▶ _Stated task_
Of the lines below, how many hold the string "title"? Give only the number.

[Stored data entries]
· · ·
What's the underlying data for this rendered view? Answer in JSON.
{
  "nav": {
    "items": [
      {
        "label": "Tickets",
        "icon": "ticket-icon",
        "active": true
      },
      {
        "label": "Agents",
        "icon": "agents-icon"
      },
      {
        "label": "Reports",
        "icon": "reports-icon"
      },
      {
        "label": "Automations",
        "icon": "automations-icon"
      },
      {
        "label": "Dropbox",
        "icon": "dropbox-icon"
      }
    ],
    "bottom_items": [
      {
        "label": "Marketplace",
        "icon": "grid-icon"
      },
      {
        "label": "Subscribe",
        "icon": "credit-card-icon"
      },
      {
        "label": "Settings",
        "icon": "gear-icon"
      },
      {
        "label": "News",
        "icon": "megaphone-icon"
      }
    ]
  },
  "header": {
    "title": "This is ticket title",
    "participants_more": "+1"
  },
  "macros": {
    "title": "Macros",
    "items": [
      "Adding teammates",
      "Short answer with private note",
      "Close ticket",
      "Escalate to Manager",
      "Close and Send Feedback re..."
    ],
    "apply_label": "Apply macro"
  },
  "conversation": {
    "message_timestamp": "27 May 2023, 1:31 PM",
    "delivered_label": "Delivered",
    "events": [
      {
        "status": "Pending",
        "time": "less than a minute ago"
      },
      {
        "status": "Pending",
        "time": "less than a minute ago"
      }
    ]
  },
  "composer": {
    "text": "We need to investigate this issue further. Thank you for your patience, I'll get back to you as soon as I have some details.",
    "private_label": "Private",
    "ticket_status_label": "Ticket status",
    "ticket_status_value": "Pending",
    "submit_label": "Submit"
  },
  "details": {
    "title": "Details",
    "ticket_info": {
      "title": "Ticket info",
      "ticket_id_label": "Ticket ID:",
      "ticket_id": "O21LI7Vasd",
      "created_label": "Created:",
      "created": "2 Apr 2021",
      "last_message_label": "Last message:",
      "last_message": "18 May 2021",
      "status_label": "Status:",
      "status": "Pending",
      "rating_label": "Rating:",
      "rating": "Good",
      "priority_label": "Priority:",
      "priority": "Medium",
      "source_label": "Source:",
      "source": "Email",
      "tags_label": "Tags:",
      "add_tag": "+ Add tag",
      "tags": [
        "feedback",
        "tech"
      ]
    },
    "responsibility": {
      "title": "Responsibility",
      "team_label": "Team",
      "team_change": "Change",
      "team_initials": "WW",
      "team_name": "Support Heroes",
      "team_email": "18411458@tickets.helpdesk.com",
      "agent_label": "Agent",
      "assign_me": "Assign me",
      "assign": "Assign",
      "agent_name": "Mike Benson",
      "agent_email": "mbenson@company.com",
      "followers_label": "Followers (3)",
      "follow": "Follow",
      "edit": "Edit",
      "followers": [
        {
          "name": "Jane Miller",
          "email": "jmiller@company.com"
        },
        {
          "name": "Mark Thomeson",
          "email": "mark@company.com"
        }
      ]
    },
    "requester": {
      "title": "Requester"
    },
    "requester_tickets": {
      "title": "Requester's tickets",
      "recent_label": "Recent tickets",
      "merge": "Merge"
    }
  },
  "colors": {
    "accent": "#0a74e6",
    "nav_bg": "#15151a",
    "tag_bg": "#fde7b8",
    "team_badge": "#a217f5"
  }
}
· · ·
▶ _Response to the task_
7